* [RECORDS FOR PROCESSING]
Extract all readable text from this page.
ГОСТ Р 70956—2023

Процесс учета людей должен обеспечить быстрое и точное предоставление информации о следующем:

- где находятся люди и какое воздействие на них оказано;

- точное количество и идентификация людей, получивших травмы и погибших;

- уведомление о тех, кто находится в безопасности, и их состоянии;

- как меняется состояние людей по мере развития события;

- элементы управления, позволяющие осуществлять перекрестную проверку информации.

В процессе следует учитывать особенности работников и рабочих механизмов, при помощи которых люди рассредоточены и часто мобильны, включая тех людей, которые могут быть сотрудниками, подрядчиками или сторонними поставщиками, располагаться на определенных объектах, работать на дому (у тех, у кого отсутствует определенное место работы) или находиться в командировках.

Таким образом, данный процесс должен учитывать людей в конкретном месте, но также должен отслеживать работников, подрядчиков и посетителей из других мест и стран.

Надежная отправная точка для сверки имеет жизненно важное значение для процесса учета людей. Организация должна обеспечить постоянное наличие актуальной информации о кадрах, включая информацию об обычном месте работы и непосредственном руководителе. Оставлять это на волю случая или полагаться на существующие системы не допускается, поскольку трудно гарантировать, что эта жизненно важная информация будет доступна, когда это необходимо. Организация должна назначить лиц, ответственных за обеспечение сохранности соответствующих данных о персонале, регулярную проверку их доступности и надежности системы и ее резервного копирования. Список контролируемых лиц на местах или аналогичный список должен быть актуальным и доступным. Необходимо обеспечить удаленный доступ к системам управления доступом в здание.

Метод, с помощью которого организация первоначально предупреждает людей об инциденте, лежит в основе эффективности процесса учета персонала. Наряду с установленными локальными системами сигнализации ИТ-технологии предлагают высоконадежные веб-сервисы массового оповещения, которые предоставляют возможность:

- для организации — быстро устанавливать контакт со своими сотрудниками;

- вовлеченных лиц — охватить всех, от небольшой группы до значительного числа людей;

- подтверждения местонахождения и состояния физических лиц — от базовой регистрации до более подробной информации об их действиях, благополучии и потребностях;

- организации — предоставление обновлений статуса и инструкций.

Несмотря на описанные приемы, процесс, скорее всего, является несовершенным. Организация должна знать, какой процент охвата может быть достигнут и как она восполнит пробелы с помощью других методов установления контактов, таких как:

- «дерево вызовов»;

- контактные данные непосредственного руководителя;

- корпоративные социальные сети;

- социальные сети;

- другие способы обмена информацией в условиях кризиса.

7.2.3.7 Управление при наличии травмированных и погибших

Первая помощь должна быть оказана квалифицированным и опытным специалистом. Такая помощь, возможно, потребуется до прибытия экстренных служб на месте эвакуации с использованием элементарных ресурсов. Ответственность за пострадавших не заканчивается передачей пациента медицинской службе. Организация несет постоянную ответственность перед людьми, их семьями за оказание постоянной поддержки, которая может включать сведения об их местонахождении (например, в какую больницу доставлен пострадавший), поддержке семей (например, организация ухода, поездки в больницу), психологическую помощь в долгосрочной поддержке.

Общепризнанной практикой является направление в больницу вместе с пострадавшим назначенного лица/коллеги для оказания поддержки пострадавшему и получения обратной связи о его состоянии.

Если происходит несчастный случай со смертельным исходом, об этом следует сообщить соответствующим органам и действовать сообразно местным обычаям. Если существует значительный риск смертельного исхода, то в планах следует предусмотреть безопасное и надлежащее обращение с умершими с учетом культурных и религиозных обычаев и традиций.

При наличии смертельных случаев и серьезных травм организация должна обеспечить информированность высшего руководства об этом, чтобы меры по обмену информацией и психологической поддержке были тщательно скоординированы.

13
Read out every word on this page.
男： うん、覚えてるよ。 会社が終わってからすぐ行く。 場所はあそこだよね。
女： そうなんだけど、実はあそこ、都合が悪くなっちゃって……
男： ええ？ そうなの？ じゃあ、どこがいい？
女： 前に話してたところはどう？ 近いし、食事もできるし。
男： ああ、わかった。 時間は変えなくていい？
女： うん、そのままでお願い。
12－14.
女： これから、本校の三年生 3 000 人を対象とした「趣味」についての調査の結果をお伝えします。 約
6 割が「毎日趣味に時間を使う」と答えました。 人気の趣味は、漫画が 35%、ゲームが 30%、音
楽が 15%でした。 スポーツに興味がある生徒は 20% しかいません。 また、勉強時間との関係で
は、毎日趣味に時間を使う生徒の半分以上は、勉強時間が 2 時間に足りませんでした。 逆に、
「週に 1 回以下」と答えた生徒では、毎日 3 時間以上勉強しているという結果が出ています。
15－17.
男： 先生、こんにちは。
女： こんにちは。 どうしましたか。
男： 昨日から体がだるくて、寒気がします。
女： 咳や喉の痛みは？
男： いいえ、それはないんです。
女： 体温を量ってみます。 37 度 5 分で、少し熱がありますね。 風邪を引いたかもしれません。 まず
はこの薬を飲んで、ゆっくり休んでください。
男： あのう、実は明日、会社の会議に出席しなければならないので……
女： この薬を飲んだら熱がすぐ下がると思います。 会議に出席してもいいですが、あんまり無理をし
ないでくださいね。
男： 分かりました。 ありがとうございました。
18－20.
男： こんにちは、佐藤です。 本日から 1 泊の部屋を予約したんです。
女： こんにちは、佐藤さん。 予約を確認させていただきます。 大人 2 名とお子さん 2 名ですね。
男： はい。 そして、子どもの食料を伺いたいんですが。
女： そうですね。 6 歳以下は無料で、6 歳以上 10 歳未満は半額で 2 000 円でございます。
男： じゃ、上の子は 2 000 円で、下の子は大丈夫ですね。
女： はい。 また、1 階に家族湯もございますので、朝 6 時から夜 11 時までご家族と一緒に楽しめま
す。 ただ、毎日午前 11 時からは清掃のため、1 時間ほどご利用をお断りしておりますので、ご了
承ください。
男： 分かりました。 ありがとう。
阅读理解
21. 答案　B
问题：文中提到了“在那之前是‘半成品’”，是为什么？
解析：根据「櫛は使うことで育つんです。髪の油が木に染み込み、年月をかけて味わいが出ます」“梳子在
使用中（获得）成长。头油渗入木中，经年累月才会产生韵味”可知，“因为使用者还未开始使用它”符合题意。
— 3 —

* [EXERCISE GOAL] Go through the material and copy out every line with "точное" in it.

* [EXERCISE RESULT]
Процесс учета людей должен обеспечить быстрое и точное предоставление информации о следующем:
- точное количество и идентификация людей, получивших травмы и погибших;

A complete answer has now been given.